##### RECORDS TO USE #####

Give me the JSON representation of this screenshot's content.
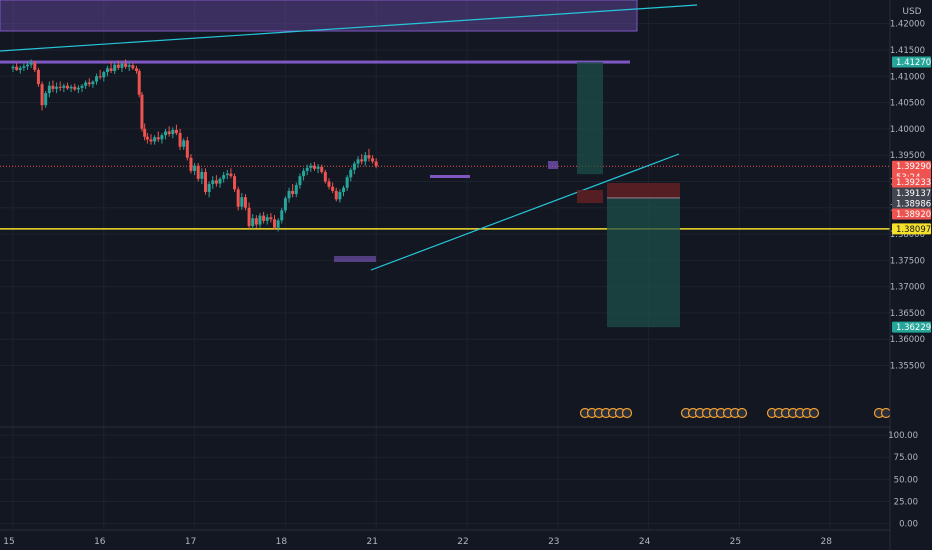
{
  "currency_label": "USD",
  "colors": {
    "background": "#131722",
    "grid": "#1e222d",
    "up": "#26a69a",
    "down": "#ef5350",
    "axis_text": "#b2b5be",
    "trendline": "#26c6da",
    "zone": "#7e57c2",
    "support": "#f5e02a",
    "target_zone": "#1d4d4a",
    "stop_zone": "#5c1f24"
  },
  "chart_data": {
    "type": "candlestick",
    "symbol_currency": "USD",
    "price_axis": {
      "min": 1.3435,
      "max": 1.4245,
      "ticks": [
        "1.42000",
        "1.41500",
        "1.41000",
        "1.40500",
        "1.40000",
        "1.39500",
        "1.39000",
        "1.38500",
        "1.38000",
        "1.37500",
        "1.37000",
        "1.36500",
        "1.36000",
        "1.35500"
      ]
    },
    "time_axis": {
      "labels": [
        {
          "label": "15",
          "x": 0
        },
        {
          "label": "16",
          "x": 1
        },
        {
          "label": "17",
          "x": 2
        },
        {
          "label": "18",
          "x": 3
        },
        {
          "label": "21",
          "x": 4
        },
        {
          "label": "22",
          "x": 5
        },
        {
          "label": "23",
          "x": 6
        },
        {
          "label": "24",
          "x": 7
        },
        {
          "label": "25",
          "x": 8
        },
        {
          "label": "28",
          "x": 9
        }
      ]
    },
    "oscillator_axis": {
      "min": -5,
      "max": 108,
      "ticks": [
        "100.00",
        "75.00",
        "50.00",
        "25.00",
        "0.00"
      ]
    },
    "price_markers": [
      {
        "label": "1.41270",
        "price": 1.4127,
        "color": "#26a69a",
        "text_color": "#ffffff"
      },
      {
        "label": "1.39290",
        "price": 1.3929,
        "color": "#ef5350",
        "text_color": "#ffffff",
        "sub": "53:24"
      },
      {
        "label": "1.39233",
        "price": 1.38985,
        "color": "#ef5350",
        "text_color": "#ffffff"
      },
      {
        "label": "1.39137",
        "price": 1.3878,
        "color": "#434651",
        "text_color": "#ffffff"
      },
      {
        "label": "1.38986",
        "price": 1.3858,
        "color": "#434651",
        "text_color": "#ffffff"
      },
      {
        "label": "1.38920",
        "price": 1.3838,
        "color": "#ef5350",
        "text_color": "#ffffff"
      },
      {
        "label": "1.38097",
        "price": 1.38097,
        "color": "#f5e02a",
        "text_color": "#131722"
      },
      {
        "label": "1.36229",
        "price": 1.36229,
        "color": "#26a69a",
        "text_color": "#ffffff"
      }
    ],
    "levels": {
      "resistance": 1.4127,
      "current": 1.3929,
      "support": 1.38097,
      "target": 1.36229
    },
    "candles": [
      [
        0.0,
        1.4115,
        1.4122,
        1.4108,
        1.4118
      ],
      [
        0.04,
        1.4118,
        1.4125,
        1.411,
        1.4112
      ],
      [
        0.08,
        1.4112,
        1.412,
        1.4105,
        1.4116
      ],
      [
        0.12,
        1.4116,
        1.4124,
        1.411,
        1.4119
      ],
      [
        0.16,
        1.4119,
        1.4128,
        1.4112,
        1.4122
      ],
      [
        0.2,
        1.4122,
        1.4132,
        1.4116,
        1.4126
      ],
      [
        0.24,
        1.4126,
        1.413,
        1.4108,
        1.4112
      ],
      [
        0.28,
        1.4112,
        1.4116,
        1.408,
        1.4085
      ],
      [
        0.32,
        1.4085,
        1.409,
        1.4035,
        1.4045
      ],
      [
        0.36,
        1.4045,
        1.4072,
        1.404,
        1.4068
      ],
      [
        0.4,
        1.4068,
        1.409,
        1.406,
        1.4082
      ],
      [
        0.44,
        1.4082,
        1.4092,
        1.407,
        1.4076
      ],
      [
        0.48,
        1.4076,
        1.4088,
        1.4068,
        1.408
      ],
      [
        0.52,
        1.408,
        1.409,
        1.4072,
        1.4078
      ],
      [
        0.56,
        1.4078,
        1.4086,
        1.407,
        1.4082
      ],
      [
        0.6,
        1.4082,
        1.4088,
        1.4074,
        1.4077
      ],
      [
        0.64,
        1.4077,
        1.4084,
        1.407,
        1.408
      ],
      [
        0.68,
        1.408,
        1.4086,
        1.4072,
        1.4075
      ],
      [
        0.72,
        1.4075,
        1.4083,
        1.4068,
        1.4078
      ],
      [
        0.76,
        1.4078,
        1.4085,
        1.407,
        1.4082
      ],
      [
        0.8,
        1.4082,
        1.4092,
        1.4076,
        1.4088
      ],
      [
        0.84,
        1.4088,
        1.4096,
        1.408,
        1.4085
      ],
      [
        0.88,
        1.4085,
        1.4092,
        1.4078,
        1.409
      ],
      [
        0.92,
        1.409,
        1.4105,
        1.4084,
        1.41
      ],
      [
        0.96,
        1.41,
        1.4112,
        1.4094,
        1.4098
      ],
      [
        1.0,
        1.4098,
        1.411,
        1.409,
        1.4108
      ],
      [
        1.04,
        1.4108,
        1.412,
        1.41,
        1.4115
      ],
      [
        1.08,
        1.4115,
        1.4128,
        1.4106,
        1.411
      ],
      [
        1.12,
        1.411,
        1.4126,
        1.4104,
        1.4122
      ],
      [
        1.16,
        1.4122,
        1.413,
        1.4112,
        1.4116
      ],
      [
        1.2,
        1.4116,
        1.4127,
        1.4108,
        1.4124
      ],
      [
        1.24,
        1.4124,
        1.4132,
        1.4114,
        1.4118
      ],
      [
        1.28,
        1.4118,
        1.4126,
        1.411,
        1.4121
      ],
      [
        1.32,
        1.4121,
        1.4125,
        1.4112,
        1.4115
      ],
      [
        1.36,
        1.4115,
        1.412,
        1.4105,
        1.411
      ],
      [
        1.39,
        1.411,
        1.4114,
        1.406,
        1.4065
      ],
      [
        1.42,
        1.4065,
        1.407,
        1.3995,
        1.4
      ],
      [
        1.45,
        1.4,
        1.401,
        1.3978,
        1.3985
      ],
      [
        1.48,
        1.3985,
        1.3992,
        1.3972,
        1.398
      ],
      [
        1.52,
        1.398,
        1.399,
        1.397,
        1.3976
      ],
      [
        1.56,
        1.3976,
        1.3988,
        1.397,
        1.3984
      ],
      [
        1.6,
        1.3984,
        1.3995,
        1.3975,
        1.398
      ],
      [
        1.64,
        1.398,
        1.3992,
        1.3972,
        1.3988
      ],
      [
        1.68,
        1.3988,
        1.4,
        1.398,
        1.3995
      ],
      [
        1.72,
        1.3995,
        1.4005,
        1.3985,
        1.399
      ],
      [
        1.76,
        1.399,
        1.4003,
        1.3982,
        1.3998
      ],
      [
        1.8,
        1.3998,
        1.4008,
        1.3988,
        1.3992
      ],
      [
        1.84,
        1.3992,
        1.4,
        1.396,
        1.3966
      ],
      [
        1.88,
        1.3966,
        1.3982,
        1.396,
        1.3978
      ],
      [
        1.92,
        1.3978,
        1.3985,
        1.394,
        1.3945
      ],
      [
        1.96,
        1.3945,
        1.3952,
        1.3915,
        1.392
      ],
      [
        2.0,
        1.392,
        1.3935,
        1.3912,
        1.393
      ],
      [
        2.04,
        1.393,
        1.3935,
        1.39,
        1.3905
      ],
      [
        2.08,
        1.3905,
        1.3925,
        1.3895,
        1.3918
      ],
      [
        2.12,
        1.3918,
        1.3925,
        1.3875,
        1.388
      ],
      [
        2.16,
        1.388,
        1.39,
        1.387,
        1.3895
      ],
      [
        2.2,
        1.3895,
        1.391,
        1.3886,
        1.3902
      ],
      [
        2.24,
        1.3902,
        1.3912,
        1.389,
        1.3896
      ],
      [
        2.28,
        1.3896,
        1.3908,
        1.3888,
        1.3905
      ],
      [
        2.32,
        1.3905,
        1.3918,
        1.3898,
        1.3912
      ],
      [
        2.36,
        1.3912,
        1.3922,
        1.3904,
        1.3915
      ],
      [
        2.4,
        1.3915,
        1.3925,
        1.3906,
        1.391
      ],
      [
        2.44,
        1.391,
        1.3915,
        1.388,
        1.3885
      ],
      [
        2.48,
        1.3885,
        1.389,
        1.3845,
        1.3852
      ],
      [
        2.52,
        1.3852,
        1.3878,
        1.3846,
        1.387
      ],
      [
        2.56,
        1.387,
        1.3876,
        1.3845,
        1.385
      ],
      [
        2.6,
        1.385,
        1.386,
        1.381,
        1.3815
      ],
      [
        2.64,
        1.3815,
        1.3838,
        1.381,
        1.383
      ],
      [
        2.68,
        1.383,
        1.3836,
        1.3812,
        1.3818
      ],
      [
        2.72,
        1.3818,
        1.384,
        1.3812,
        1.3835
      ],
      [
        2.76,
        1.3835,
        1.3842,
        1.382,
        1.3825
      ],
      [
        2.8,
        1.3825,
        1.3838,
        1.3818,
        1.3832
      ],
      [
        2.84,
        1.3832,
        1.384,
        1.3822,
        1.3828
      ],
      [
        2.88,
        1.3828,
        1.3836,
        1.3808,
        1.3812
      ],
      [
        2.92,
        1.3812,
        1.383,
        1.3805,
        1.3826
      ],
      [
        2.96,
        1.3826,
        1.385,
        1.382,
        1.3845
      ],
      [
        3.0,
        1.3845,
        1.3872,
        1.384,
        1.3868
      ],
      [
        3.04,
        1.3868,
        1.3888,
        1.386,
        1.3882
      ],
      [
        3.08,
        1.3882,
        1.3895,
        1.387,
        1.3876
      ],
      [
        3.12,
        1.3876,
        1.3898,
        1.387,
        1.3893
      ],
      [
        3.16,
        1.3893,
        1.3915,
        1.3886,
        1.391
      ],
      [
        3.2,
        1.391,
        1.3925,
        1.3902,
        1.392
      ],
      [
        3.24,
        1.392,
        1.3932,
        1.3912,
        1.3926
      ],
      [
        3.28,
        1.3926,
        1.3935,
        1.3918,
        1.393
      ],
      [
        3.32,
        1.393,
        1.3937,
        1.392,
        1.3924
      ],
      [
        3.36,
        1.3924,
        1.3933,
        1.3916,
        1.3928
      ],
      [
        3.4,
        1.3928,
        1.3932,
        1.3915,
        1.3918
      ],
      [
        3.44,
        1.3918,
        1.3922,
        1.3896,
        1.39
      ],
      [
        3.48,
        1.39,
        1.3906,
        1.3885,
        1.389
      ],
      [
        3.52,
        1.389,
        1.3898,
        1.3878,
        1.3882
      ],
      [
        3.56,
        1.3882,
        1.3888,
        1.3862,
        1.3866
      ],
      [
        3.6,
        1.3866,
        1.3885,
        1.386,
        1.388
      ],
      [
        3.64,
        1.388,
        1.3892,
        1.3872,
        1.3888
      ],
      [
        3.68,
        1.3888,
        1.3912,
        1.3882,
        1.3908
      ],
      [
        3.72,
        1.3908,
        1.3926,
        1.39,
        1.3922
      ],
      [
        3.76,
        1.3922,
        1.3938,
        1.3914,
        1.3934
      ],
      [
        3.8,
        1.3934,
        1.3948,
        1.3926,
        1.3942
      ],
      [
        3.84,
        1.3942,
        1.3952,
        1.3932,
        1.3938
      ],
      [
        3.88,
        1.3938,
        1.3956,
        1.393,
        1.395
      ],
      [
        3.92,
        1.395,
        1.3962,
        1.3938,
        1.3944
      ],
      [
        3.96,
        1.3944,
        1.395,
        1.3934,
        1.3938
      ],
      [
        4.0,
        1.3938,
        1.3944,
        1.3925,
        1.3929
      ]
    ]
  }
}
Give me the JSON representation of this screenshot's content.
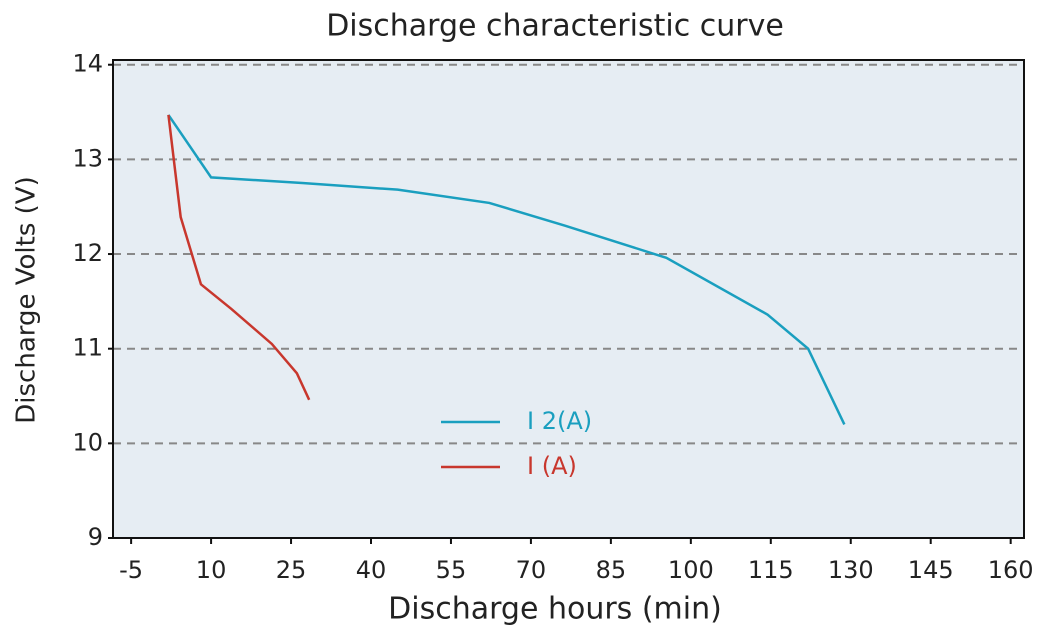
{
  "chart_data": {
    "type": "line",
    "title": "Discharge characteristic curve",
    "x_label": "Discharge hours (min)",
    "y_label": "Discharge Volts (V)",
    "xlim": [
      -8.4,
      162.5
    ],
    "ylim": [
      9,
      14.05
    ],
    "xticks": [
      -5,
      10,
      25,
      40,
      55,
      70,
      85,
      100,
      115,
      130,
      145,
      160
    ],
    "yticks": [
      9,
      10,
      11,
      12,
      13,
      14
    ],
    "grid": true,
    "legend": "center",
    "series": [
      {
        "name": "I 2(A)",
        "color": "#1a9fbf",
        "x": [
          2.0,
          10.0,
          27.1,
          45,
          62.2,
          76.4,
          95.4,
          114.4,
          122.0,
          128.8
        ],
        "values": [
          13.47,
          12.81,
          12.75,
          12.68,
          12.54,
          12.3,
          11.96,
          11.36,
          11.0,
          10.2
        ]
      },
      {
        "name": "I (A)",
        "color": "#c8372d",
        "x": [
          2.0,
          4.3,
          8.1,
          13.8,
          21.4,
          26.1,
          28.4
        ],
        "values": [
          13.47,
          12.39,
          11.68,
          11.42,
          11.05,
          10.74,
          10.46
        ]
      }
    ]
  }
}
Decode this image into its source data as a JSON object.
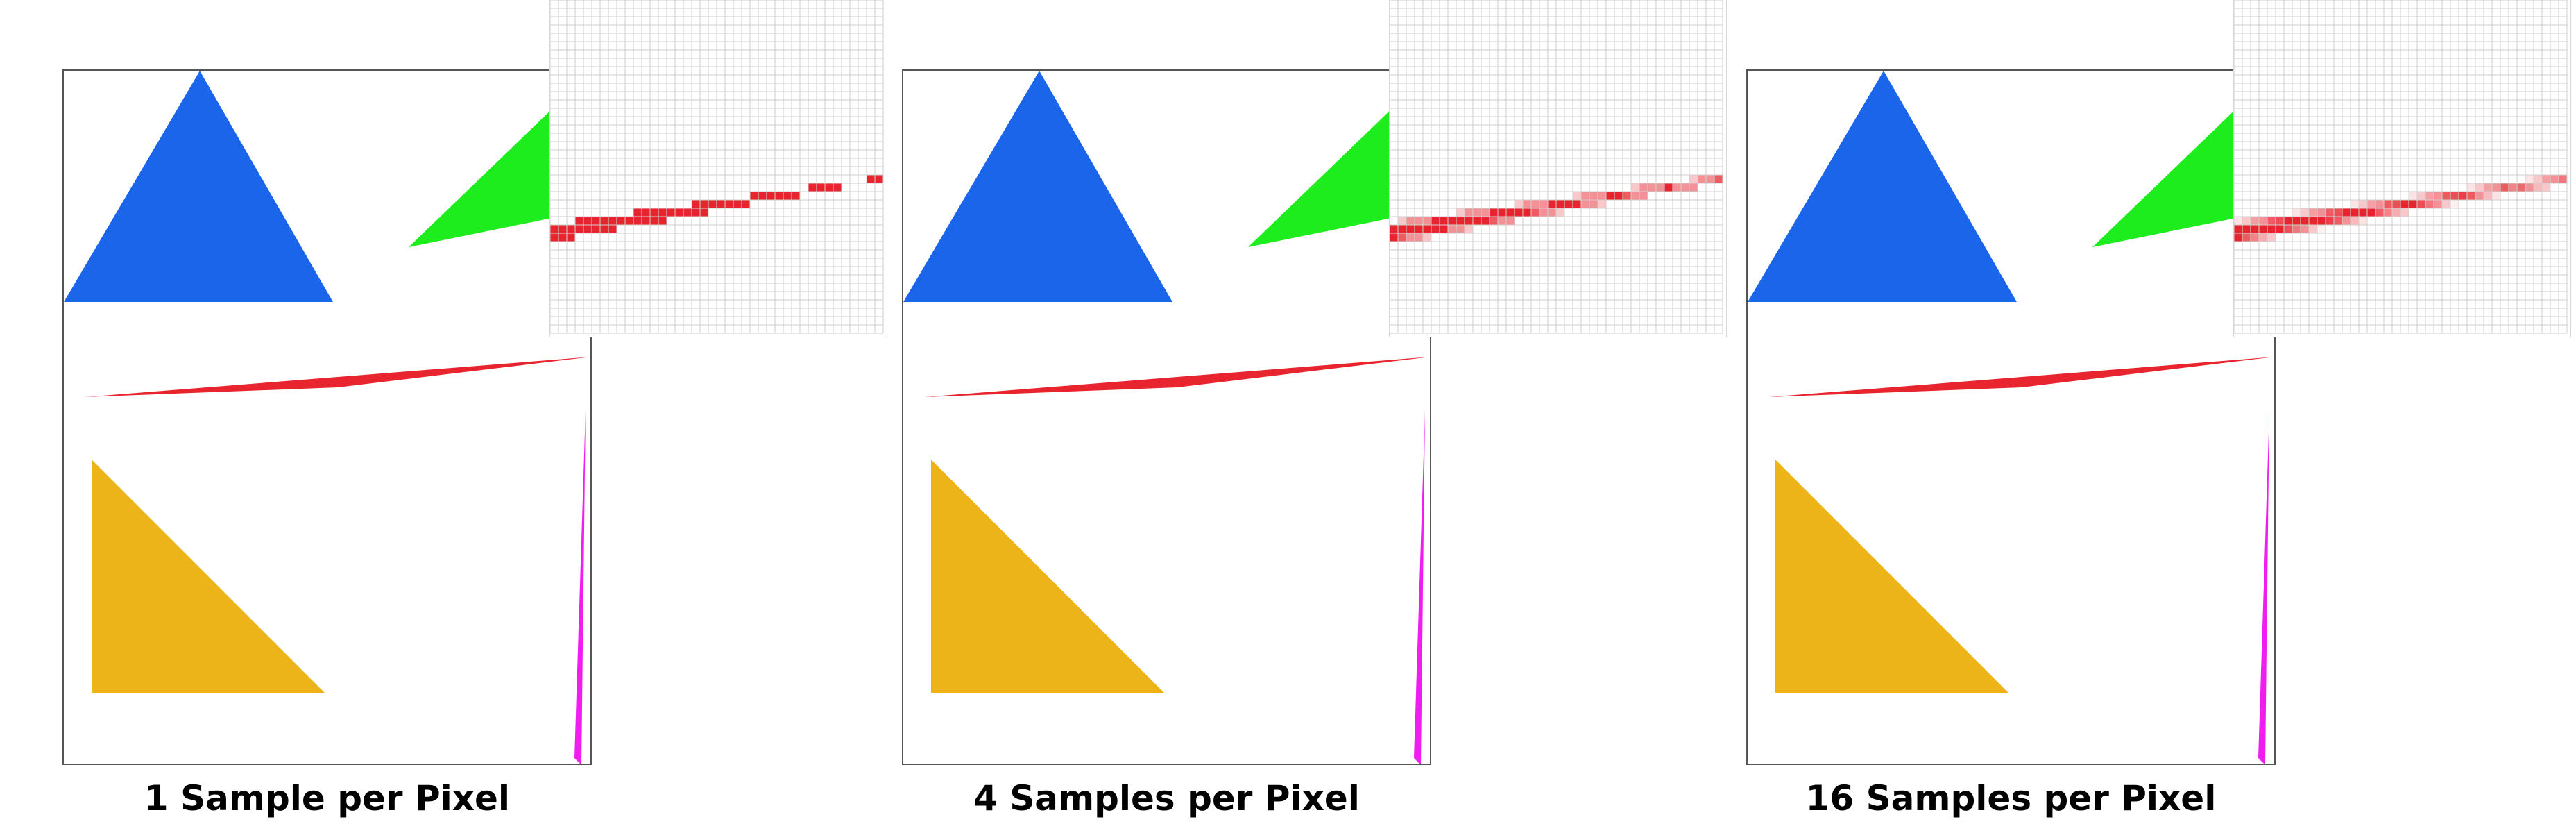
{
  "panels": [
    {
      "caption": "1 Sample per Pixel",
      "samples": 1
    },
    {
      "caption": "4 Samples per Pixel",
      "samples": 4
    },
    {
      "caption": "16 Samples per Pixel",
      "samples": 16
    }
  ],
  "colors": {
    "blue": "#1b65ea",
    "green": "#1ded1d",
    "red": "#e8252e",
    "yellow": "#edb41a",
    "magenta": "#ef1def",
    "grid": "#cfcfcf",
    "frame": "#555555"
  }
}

#####

PROBLEM STATEMENT –
Give again the lines from the line that contains "Decode this image" through the last line of the material above, exactly and with both ends included. Omit the pictures.

RESULT FOR THIS EXERCISE –
Decode this image into its source data as a JSON object.
{
  "panels": [
    {
      "caption": "1 Sample per Pixel",
      "samples": 1
    },
    {
      "caption": "4 Samples per Pixel",
      "samples": 4
    },
    {
      "caption": "16 Samples per Pixel",
      "samples": 16
    }
  ],
  "colors": {
    "blue": "#1b65ea",
    "green": "#1ded1d",
    "red": "#e8252e",
    "yellow": "#edb41a",
    "magenta": "#ef1def",
    "grid": "#cfcfcf",
    "frame": "#555555"
  }
}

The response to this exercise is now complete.